Whenever a line below holds the word "JSON", copy that line.
## BEGIN RECORDED INFORMATION
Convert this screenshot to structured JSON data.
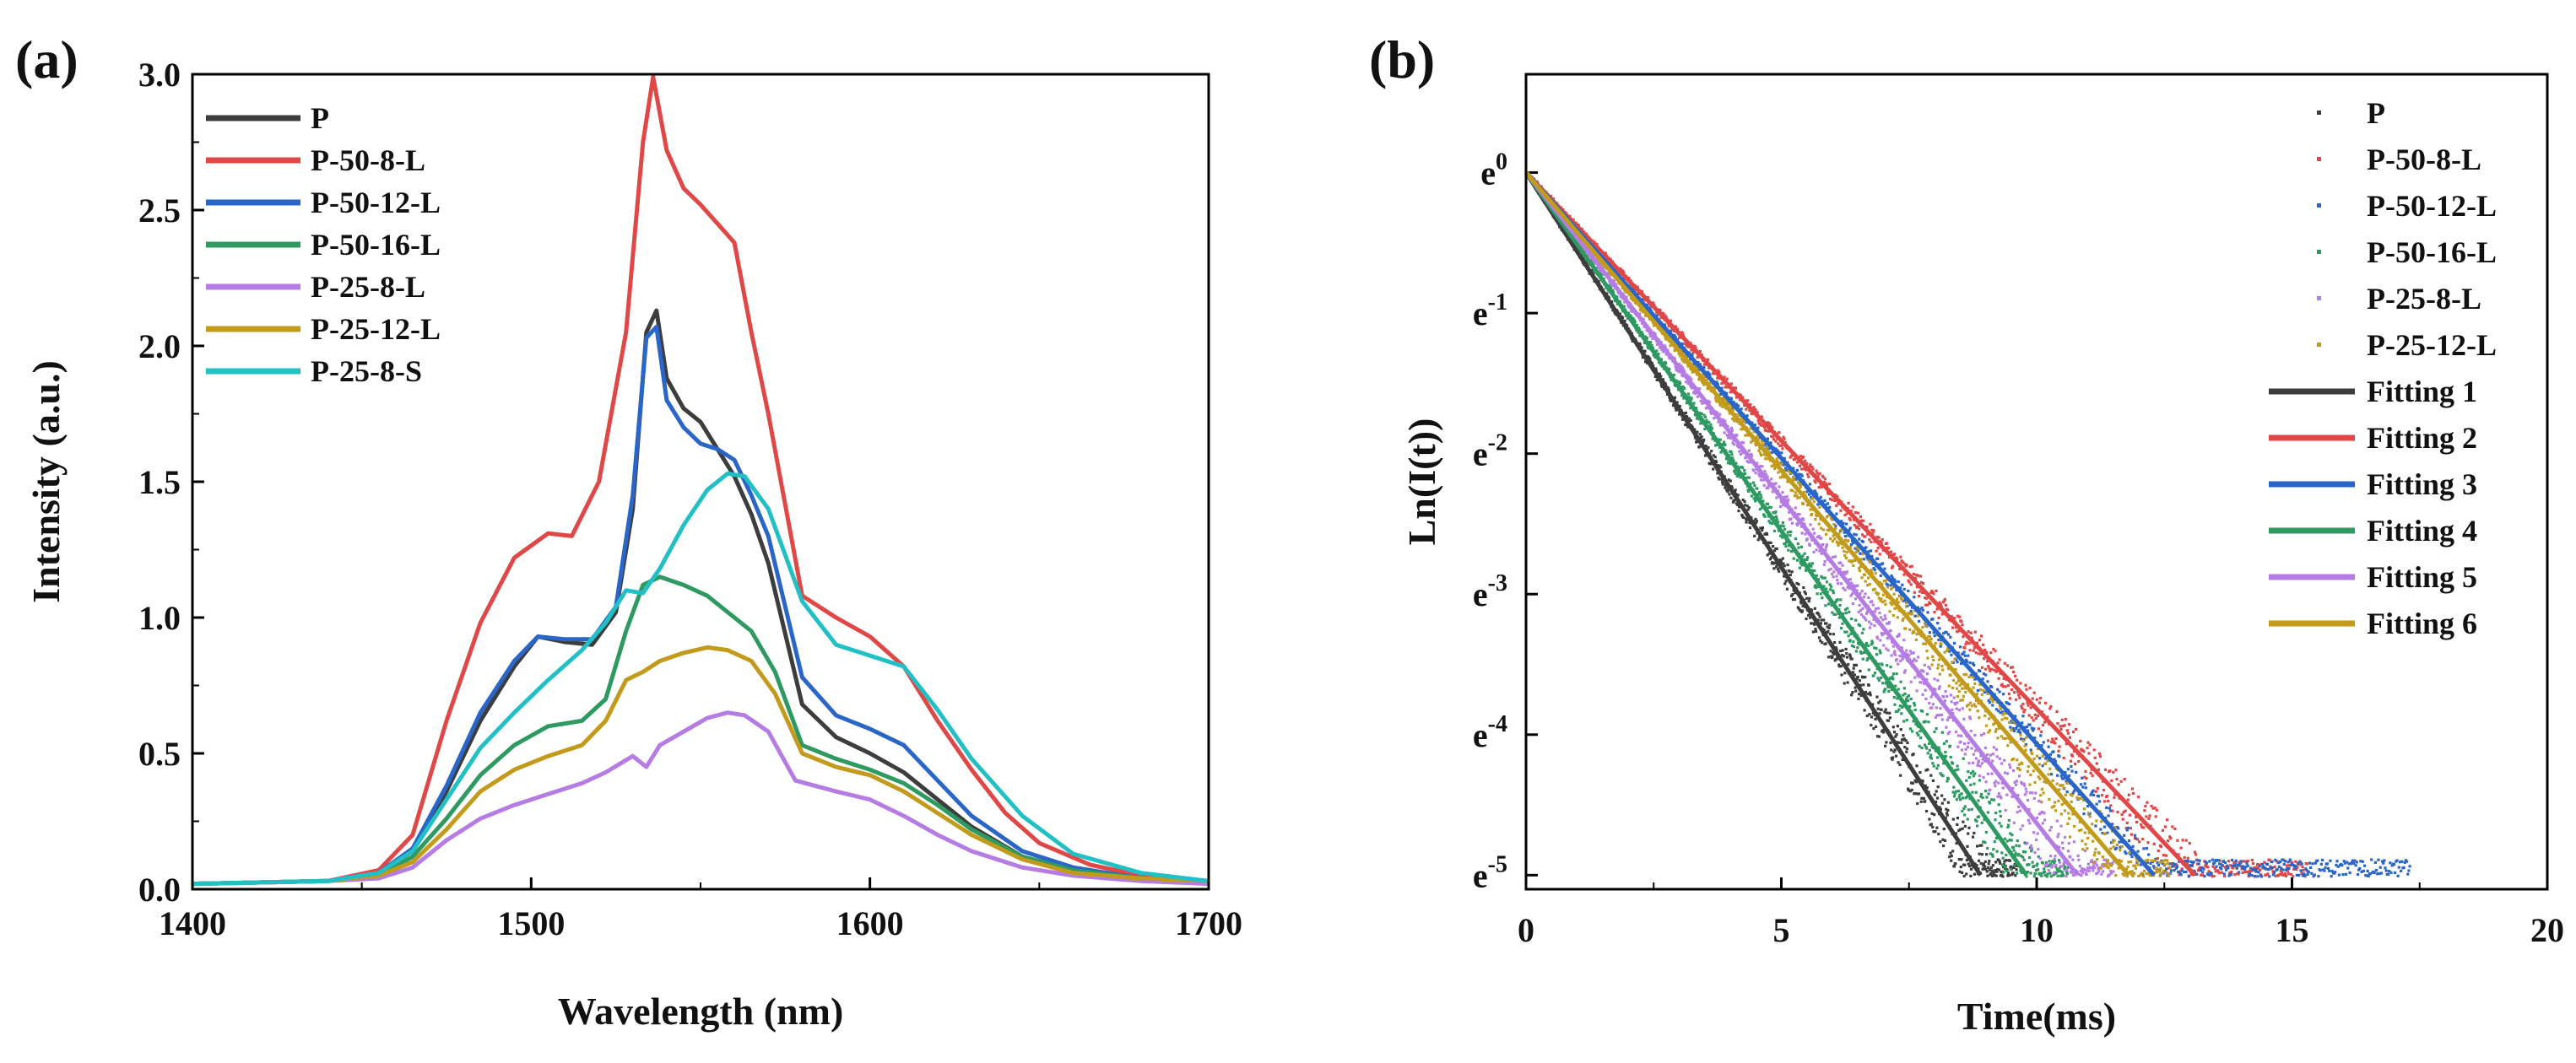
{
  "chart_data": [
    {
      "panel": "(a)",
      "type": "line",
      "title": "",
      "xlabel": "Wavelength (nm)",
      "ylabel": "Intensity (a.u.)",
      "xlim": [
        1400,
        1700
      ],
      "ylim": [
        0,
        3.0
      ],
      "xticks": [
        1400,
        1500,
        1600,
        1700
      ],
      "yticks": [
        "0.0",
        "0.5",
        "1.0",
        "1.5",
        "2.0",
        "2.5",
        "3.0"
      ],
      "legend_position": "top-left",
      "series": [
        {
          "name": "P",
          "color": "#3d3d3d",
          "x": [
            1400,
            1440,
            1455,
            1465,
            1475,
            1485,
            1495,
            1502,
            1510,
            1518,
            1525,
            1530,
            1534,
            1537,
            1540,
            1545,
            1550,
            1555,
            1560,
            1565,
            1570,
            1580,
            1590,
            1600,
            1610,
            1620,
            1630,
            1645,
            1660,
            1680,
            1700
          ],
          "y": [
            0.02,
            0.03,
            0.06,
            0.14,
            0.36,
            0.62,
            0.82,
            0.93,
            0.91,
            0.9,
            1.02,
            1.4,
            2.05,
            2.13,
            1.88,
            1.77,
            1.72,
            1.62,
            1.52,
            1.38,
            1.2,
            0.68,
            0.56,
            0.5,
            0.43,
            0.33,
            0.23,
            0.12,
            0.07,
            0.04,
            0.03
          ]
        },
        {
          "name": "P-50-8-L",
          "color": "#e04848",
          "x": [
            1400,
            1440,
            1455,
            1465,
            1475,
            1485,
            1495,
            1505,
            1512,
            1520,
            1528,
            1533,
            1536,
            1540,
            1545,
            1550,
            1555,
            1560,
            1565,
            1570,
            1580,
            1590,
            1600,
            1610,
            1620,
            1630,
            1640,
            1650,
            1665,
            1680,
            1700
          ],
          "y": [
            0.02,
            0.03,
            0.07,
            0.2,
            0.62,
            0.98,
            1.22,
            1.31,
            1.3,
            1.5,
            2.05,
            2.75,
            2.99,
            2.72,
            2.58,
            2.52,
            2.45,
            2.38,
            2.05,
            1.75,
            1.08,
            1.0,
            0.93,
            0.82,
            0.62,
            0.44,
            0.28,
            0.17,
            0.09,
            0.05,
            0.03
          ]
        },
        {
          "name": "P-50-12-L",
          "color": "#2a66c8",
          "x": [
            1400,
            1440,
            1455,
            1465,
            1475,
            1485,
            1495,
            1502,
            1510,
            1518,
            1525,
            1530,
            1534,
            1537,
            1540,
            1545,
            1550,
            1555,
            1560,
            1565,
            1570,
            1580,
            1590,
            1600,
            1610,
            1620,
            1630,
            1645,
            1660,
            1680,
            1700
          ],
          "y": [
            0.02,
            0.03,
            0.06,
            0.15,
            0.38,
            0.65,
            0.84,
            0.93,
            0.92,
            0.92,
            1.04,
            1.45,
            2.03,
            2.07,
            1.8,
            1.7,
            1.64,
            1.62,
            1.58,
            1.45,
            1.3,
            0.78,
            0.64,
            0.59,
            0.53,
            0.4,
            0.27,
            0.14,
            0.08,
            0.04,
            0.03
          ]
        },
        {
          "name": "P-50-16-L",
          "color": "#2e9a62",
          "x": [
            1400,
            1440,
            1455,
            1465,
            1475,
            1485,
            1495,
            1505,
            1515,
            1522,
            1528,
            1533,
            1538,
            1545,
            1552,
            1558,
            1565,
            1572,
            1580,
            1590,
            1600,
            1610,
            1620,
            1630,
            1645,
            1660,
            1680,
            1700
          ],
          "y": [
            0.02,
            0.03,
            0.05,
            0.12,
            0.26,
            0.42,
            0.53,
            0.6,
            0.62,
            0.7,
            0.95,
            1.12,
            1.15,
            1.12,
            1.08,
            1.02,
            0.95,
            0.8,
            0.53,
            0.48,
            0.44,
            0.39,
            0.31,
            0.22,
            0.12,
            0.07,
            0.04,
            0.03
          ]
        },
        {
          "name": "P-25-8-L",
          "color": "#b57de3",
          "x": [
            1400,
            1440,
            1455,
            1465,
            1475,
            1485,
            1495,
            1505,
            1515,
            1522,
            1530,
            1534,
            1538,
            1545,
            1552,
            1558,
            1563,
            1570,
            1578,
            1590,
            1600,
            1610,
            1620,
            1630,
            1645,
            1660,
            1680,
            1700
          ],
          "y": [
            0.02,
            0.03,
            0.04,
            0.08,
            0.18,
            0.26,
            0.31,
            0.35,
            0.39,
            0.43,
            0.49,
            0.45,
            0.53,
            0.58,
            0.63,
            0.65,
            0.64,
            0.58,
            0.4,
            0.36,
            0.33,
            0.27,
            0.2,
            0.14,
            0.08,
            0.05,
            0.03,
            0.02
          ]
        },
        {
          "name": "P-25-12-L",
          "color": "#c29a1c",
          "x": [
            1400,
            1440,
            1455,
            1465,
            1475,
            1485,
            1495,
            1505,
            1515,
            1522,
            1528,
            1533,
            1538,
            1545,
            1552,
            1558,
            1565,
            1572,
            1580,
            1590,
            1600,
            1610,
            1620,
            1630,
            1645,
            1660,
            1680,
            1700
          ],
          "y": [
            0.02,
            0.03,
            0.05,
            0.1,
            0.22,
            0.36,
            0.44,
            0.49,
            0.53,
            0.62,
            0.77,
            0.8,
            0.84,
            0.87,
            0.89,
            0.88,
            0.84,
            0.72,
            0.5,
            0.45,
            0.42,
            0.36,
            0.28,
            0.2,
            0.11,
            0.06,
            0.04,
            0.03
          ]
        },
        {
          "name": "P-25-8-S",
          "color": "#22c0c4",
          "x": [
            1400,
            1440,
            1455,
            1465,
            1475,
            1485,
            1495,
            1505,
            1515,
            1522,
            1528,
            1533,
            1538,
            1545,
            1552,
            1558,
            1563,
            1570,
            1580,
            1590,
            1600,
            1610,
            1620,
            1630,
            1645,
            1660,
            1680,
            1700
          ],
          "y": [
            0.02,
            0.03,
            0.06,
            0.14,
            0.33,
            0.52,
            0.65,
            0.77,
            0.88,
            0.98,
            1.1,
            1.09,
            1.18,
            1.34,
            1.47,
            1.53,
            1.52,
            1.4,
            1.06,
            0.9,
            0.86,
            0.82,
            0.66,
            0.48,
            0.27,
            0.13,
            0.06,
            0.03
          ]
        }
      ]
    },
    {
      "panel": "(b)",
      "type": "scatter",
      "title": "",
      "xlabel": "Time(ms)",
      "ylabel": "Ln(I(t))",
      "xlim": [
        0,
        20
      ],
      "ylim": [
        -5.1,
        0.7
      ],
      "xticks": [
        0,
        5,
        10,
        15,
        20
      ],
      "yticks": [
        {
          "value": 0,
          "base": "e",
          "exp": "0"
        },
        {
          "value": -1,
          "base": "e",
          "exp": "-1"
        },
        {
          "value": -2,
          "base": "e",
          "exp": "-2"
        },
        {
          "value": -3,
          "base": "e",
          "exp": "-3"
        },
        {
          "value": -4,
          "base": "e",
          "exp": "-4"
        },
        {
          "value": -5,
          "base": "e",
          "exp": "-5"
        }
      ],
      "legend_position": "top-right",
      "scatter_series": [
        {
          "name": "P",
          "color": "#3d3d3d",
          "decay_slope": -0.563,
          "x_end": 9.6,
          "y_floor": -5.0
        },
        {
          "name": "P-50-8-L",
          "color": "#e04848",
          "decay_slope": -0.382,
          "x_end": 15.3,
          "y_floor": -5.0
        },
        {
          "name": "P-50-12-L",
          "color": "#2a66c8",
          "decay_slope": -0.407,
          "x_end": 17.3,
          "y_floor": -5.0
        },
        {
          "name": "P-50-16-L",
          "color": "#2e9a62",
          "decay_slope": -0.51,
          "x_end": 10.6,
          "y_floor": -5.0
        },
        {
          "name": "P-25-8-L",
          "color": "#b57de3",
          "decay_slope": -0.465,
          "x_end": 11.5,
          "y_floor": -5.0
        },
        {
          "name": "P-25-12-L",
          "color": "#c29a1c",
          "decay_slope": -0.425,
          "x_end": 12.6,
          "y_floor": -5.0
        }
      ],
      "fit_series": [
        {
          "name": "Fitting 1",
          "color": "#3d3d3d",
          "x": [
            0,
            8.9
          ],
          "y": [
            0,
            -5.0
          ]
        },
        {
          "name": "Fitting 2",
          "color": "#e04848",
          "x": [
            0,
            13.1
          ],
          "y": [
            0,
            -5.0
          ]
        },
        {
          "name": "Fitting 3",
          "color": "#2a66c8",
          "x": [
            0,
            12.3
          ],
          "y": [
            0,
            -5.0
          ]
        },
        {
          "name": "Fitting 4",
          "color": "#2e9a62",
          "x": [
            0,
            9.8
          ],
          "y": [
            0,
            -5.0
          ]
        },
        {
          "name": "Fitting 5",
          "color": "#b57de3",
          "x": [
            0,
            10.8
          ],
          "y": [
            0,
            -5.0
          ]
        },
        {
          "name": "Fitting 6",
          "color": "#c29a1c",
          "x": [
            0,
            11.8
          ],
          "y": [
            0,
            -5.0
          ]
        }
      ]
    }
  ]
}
## END RECORDED INFORMATION
## BEGIN RECORDED INFORMATION
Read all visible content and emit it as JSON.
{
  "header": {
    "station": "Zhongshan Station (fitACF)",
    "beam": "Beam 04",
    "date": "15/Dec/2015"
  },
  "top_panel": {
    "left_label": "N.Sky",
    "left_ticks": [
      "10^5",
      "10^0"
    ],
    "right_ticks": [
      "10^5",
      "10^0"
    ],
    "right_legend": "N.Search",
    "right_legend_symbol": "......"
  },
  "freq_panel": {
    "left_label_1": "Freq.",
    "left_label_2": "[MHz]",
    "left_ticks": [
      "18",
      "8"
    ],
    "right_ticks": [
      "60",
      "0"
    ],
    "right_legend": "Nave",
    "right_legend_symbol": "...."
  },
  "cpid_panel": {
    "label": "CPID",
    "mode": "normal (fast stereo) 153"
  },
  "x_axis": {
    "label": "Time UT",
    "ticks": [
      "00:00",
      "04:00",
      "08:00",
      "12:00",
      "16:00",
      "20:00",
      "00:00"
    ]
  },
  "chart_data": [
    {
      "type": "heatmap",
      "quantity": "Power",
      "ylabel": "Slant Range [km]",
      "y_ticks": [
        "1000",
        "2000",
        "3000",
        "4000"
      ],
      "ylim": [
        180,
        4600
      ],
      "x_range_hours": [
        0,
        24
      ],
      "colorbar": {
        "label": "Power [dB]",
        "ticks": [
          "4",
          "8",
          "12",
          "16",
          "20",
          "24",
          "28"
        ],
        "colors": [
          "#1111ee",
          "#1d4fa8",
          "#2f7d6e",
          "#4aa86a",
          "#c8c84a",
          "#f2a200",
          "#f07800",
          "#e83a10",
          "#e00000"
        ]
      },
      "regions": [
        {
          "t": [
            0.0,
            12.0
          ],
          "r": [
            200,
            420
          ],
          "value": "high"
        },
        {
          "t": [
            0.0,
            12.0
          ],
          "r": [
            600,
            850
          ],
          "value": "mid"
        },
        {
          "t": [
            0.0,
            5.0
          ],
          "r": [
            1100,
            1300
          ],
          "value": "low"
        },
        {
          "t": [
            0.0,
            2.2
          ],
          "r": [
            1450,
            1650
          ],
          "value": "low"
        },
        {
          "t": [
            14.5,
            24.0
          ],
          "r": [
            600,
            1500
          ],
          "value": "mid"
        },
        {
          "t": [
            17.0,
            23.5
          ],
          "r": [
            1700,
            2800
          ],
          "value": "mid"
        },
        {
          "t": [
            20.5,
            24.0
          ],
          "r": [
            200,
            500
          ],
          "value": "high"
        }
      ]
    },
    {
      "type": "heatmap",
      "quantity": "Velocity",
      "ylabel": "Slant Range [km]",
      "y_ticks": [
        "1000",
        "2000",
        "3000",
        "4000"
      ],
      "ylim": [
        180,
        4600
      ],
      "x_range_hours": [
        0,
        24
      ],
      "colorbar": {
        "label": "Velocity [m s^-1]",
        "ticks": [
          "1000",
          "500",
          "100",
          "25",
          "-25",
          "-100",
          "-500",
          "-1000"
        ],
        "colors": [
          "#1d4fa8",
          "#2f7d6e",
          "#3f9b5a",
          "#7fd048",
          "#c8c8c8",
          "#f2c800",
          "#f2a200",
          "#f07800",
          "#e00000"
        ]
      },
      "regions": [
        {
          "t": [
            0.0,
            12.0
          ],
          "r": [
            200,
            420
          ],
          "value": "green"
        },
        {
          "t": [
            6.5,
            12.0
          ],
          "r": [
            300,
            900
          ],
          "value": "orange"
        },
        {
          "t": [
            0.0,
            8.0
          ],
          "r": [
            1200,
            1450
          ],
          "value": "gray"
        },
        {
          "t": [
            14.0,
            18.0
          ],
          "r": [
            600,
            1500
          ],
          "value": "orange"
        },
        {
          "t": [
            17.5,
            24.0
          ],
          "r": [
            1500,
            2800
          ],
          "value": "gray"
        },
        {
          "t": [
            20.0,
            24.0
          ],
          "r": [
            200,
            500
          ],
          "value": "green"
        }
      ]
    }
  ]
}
## END RECORDED INFORMATION
RESPONSE TO THIS TASK =
Convert this screenshot to structured JSON data.
Read all visible content and emit it as JSON.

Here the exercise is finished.